Record list:
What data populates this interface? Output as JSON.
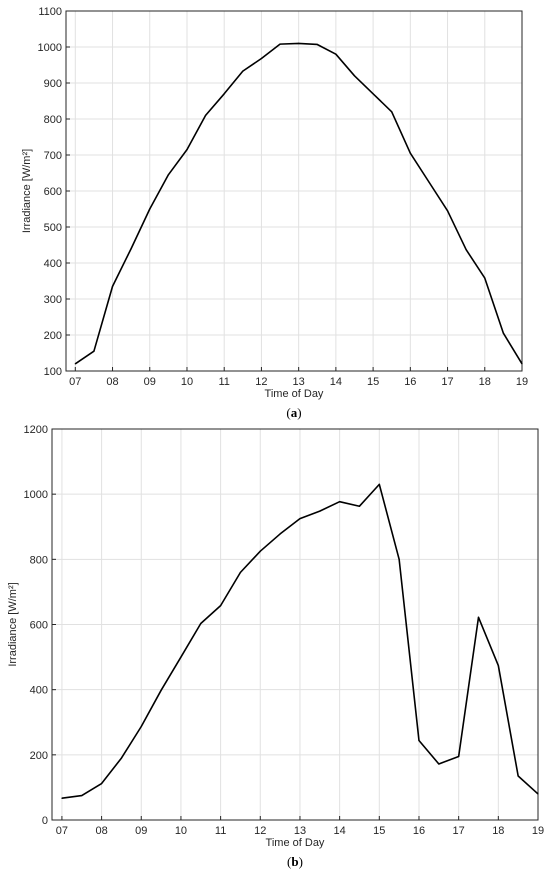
{
  "style": {
    "line_color": "#000000",
    "grid_color": "#e1e1e1",
    "axis_color": "#262626"
  },
  "chart_data": [
    {
      "type": "line",
      "caption_letter": "a",
      "title": "",
      "xlabel": "Time of Day",
      "ylabel": "Irradiance [W/m²]",
      "xlim": [
        6.75,
        19
      ],
      "ylim": [
        100,
        1100
      ],
      "xticks": [
        "07",
        "08",
        "09",
        "10",
        "11",
        "12",
        "13",
        "14",
        "15",
        "16",
        "17",
        "18",
        "19"
      ],
      "yticks": [
        100,
        200,
        300,
        400,
        500,
        600,
        700,
        800,
        900,
        1000,
        1100
      ],
      "grid": true,
      "series": [
        {
          "x": [
            7.0,
            7.5,
            8.0,
            8.5,
            9.0,
            9.5,
            10.0,
            10.5,
            11.0,
            11.5,
            12.0,
            12.5,
            13.0,
            13.5,
            14.0,
            14.5,
            15.0,
            15.5,
            16.0,
            16.5,
            17.0,
            17.5,
            18.0,
            18.5,
            19.0
          ],
          "y": [
            120,
            155,
            335,
            440,
            550,
            645,
            715,
            810,
            870,
            933,
            968,
            1008,
            1010,
            1007,
            980,
            920,
            870,
            820,
            705,
            625,
            545,
            437,
            358,
            205,
            120
          ]
        }
      ]
    },
    {
      "type": "line",
      "caption_letter": "b",
      "title": "",
      "xlabel": "Time of Day",
      "ylabel": "Irradiance [W/m²]",
      "xlim": [
        6.75,
        19
      ],
      "ylim": [
        0,
        1200
      ],
      "xticks": [
        "07",
        "08",
        "09",
        "10",
        "11",
        "12",
        "13",
        "14",
        "15",
        "16",
        "17",
        "18",
        "19"
      ],
      "yticks": [
        0,
        200,
        400,
        600,
        800,
        1000,
        1200
      ],
      "grid": true,
      "series": [
        {
          "x": [
            7.0,
            7.5,
            8.0,
            8.5,
            9.0,
            9.5,
            10.0,
            10.5,
            11.0,
            11.5,
            12.0,
            12.5,
            13.0,
            13.5,
            14.0,
            14.5,
            15.0,
            15.5,
            16.0,
            16.5,
            17.0,
            17.5,
            18.0,
            18.5,
            19.0
          ],
          "y": [
            67,
            75,
            112,
            190,
            287,
            398,
            500,
            603,
            658,
            760,
            825,
            878,
            925,
            948,
            977,
            963,
            1030,
            800,
            244,
            172,
            195,
            622,
            474,
            135,
            80
          ]
        }
      ]
    }
  ]
}
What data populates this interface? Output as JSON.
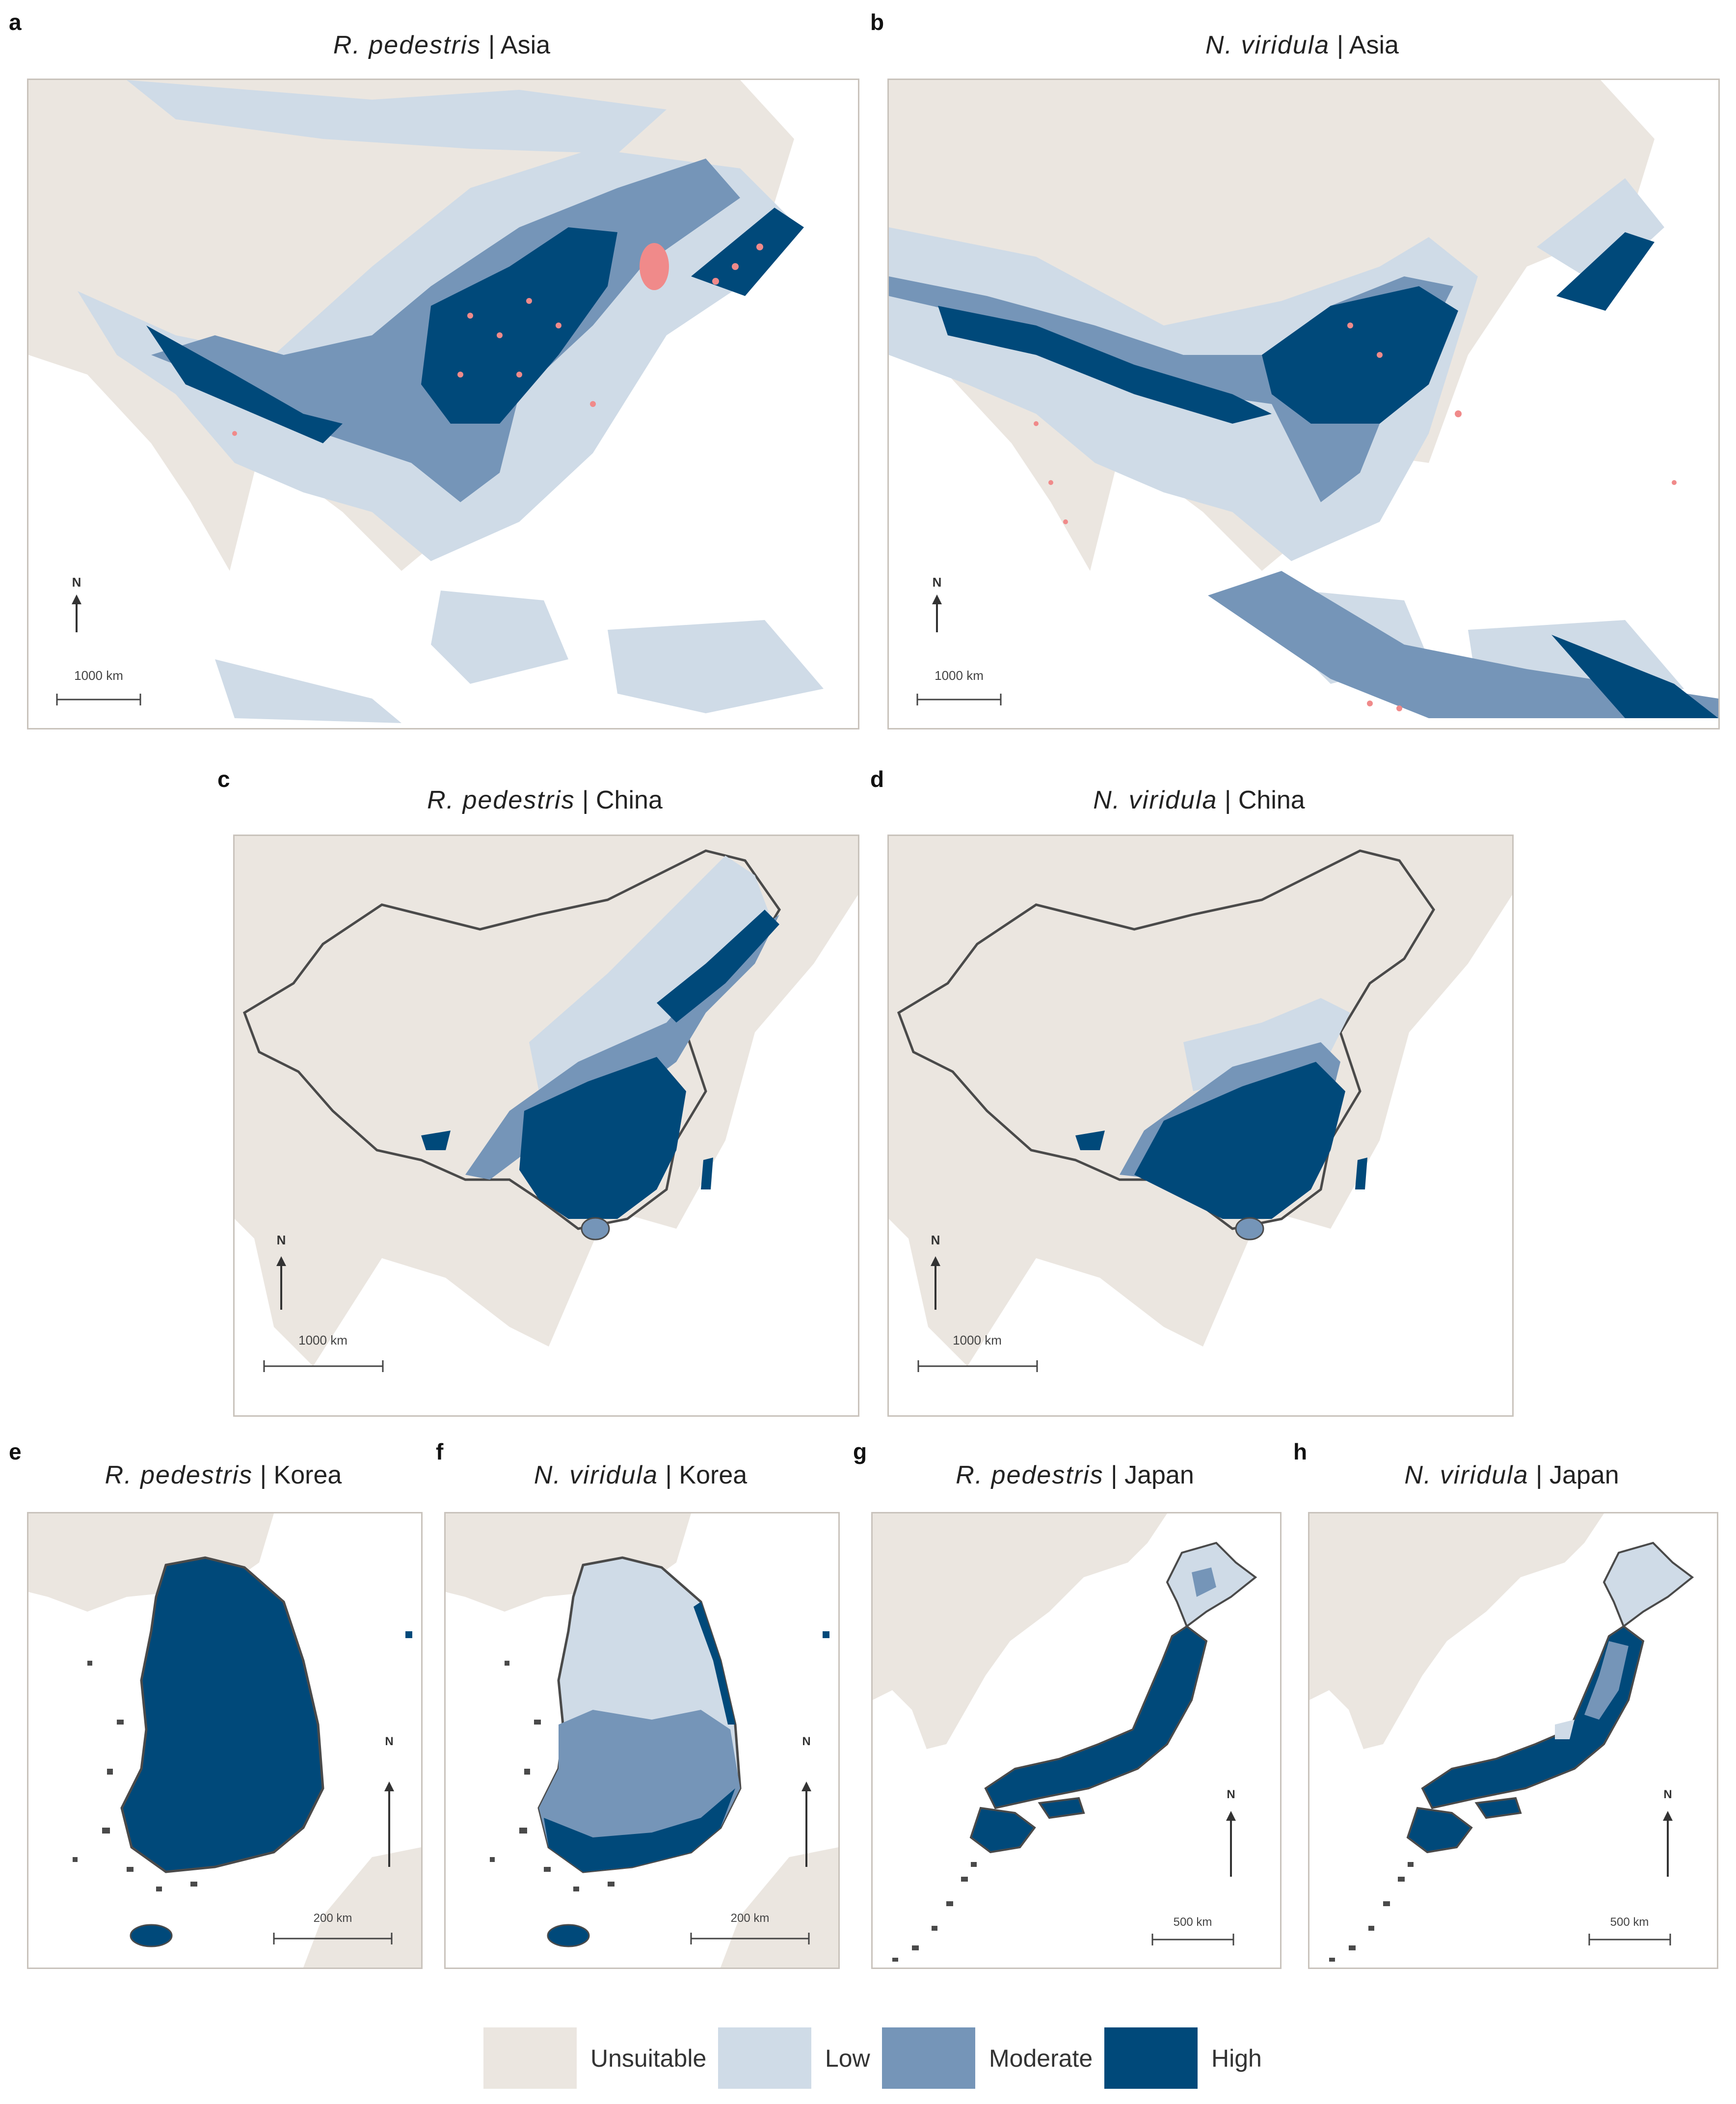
{
  "panels": [
    {
      "letter": "a",
      "species": "R. pedestris",
      "region": "Asia",
      "scale": "1000 km",
      "north": "N"
    },
    {
      "letter": "b",
      "species": "N. viridula",
      "region": "Asia",
      "scale": "1000 km",
      "north": "N"
    },
    {
      "letter": "c",
      "species": "R. pedestris",
      "region": "China",
      "scale": "1000 km",
      "north": "N"
    },
    {
      "letter": "d",
      "species": "N. viridula",
      "region": "China",
      "scale": "1000 km",
      "north": "N"
    },
    {
      "letter": "e",
      "species": "R. pedestris",
      "region": "Korea",
      "scale": "200 km",
      "north": "N"
    },
    {
      "letter": "f",
      "species": "N. viridula",
      "region": "Korea",
      "scale": "200 km",
      "north": "N"
    },
    {
      "letter": "g",
      "species": "R. pedestris",
      "region": "Japan",
      "scale": "500 km",
      "north": "N"
    },
    {
      "letter": "h",
      "species": "N. viridula",
      "region": "Japan",
      "scale": "500 km",
      "north": "N"
    }
  ],
  "title_separator": "|",
  "legend": [
    {
      "label": "Unsuitable",
      "color": "#ebe6e0"
    },
    {
      "label": "Low",
      "color": "#cfdbe7"
    },
    {
      "label": "Moderate",
      "color": "#7595b8"
    },
    {
      "label": "High",
      "color": "#00497a"
    }
  ],
  "colors": {
    "occurrence": "#f08a8a",
    "border": "#4a4a4a",
    "ocean": "#ffffff"
  }
}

What is expected:
Without the pictures, restate each entry exactly.

Result for this exercise:
What data populates this interface? Output as JSON.
{
  "style": {
    "line_color": "#000000",
    "grid_color": "#e1e1e1",
    "axis_color": "#262626"
  },
  "chart_data": [
    {
      "type": "line",
      "caption_letter": "a",
      "title": "",
      "xlabel": "Time of Day",
      "ylabel": "Irradiance [W/m²]",
      "xlim": [
        6.75,
        19
      ],
      "ylim": [
        100,
        1100
      ],
      "xticks": [
        "07",
        "08",
        "09",
        "10",
        "11",
        "12",
        "13",
        "14",
        "15",
        "16",
        "17",
        "18",
        "19"
      ],
      "yticks": [
        100,
        200,
        300,
        400,
        500,
        600,
        700,
        800,
        900,
        1000,
        1100
      ],
      "grid": true,
      "series": [
        {
          "x": [
            7.0,
            7.5,
            8.0,
            8.5,
            9.0,
            9.5,
            10.0,
            10.5,
            11.0,
            11.5,
            12.0,
            12.5,
            13.0,
            13.5,
            14.0,
            14.5,
            15.0,
            15.5,
            16.0,
            16.5,
            17.0,
            17.5,
            18.0,
            18.5,
            19.0
          ],
          "y": [
            120,
            155,
            335,
            440,
            550,
            645,
            715,
            810,
            870,
            933,
            968,
            1008,
            1010,
            1007,
            980,
            920,
            870,
            820,
            705,
            625,
            545,
            437,
            358,
            205,
            120
          ]
        }
      ]
    },
    {
      "type": "line",
      "caption_letter": "b",
      "title": "",
      "xlabel": "Time of Day",
      "ylabel": "Irradiance [W/m²]",
      "xlim": [
        6.75,
        19
      ],
      "ylim": [
        0,
        1200
      ],
      "xticks": [
        "07",
        "08",
        "09",
        "10",
        "11",
        "12",
        "13",
        "14",
        "15",
        "16",
        "17",
        "18",
        "19"
      ],
      "yticks": [
        0,
        200,
        400,
        600,
        800,
        1000,
        1200
      ],
      "grid": true,
      "series": [
        {
          "x": [
            7.0,
            7.5,
            8.0,
            8.5,
            9.0,
            9.5,
            10.0,
            10.5,
            11.0,
            11.5,
            12.0,
            12.5,
            13.0,
            13.5,
            14.0,
            14.5,
            15.0,
            15.5,
            16.0,
            16.5,
            17.0,
            17.5,
            18.0,
            18.5,
            19.0
          ],
          "y": [
            67,
            75,
            112,
            190,
            287,
            398,
            500,
            603,
            658,
            760,
            825,
            878,
            925,
            948,
            977,
            963,
            1030,
            800,
            244,
            172,
            195,
            622,
            474,
            135,
            80
          ]
        }
      ]
    }
  ]
}
What data populates this interface? Output as JSON.
{
  "panels": [
    {
      "letter": "a",
      "species": "R. pedestris",
      "region": "Asia",
      "scale": "1000 km",
      "north": "N"
    },
    {
      "letter": "b",
      "species": "N. viridula",
      "region": "Asia",
      "scale": "1000 km",
      "north": "N"
    },
    {
      "letter": "c",
      "species": "R. pedestris",
      "region": "China",
      "scale": "1000 km",
      "north": "N"
    },
    {
      "letter": "d",
      "species": "N. viridula",
      "region": "China",
      "scale": "1000 km",
      "north": "N"
    },
    {
      "letter": "e",
      "species": "R. pedestris",
      "region": "Korea",
      "scale": "200 km",
      "north": "N"
    },
    {
      "letter": "f",
      "species": "N. viridula",
      "region": "Korea",
      "scale": "200 km",
      "north": "N"
    },
    {
      "letter": "g",
      "species": "R. pedestris",
      "region": "Japan",
      "scale": "500 km",
      "north": "N"
    },
    {
      "letter": "h",
      "species": "N. viridula",
      "region": "Japan",
      "scale": "500 km",
      "north": "N"
    }
  ],
  "title_separator": "|",
  "legend": [
    {
      "label": "Unsuitable",
      "color": "#ebe6e0"
    },
    {
      "label": "Low",
      "color": "#cfdbe7"
    },
    {
      "label": "Moderate",
      "color": "#7595b8"
    },
    {
      "label": "High",
      "color": "#00497a"
    }
  ],
  "colors": {
    "occurrence": "#f08a8a",
    "border": "#4a4a4a",
    "ocean": "#ffffff"
  }
}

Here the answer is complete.